● Exercise:
Here are some records. Copy each one exactly.

Data records
==================================================

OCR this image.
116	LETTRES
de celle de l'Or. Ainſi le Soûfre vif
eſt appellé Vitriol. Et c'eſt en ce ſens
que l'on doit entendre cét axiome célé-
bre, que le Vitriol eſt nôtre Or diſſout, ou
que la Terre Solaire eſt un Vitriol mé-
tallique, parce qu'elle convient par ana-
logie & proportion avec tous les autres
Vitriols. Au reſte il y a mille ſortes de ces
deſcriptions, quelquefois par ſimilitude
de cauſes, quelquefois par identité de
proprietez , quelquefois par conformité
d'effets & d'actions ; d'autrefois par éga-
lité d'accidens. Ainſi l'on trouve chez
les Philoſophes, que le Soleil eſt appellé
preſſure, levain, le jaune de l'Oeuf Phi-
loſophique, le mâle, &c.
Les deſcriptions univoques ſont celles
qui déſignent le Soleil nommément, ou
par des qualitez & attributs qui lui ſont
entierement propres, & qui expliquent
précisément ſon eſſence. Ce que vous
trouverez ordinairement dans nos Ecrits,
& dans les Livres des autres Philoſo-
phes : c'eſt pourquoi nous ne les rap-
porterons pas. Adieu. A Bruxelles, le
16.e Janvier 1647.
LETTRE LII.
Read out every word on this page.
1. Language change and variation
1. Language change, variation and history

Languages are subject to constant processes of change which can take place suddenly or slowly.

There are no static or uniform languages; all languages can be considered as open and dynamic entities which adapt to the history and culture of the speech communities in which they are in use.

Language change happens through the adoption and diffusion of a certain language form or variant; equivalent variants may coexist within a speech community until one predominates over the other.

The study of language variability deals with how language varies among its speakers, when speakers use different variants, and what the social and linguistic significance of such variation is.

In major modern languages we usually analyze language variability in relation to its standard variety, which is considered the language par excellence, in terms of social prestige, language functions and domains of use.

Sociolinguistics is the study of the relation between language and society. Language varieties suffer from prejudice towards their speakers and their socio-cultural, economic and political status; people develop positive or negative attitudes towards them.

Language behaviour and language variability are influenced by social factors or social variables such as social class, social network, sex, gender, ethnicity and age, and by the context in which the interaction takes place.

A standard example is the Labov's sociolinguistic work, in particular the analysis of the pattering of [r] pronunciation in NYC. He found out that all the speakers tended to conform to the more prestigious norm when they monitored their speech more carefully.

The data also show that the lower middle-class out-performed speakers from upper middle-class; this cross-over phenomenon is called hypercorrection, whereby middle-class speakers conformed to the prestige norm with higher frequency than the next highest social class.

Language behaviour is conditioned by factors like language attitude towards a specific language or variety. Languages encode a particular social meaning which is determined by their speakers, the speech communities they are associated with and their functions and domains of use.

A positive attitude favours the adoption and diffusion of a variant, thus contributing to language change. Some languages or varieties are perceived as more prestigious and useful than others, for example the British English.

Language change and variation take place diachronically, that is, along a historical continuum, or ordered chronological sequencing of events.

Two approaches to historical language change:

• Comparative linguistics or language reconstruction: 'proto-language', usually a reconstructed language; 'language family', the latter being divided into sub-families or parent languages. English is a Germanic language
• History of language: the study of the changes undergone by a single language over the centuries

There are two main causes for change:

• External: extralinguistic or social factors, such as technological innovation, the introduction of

==================================================

● The completed task:
OCR this image.
116	LETTRES
de celle de l'Or. Ainſi le Soûfre vif
eſt appellé Vitriol. Et c'eſt en ce ſens
que l'on doit entendre cét axiome célé-
bre, que le Vitriol eſt nôtre Or diſſout, ou
que la Terre Solaire eſt un Vitriol mé-
tallique, parce qu'elle convient par ana-
logie & proportion avec tous les autres
Vitriols. Au reſte il y a mille ſortes de ces
deſcriptions, quelquefois par ſimilitude
de cauſes, quelquefois par identité de
proprietez , quelquefois par conformité
d'effets & d'actions ; d'autrefois par éga-
lité d'accidens. Ainſi l'on trouve chez
les Philoſophes, que le Soleil eſt appellé
preſſure, levain, le jaune de l'Oeuf Phi-
loſophique, le mâle, &c.
Les deſcriptions univoques ſont celles
qui déſignent le Soleil nommément, ou
par des qualitez & attributs qui lui ſont
entierement propres, & qui expliquent
précisément ſon eſſence. Ce que vous
trouverez ordinairement dans nos Ecrits,
& dans les Livres des autres Philoſo-
phes : c'eſt pourquoi nous ne les rap-
porterons pas. Adieu. A Bruxelles, le
16.e Janvier 1647.
LETTRE LII.
Read out every word on this page.
1. Language change and variation
1. Language change, variation and history

Languages are subject to constant processes of change which can take place suddenly or slowly.

There are no static or uniform languages; all languages can be considered as open and dynamic entities which adapt to the history and culture of the speech communities in which they are in use.

Language change happens through the adoption and diffusion of a certain language form or variant; equivalent variants may coexist within a speech community until one predominates over the other.

The study of language variability deals with how language varies among its speakers, when speakers use different variants, and what the social and linguistic significance of such variation is.

In major modern languages we usually analyze language variability in relation to its standard variety, which is considered the language par excellence, in terms of social prestige, language functions and domains of use.

Sociolinguistics is the study of the relation between language and society. Language varieties suffer from prejudice towards their speakers and their socio-cultural, economic and political status; people develop positive or negative attitudes towards them.

Language behaviour and language variability are influenced by social factors or social variables such as social class, social network, sex, gender, ethnicity and age, and by the context in which the interaction takes place.

A standard example is the Labov's sociolinguistic work, in particular the analysis of the pattering of [r] pronunciation in NYC. He found out that all the speakers tended to conform to the more prestigious norm when they monitored their speech more carefully.

The data also show that the lower middle-class out-performed speakers from upper middle-class; this cross-over phenomenon is called hypercorrection, whereby middle-class speakers conformed to the prestige norm with higher frequency than the next highest social class.

Language behaviour is conditioned by factors like language attitude towards a specific language or variety. Languages encode a particular social meaning which is determined by their speakers, the speech communities they are associated with and their functions and domains of use.

A positive attitude favours the adoption and diffusion of a variant, thus contributing to language change. Some languages or varieties are perceived as more prestigious and useful than others, for example the British English.

Language change and variation take place diachronically, that is, along a historical continuum, or ordered chronological sequencing of events.

Two approaches to historical language change:

• Comparative linguistics or language reconstruction: 'proto-language', usually a reconstructed language; 'language family', the latter being divided into sub-families or parent languages. English is a Germanic language
• History of language: the study of the changes undergone by a single language over the centuries

There are two main causes for change:

• External: extralinguistic or social factors, such as technological innovation, the introduction of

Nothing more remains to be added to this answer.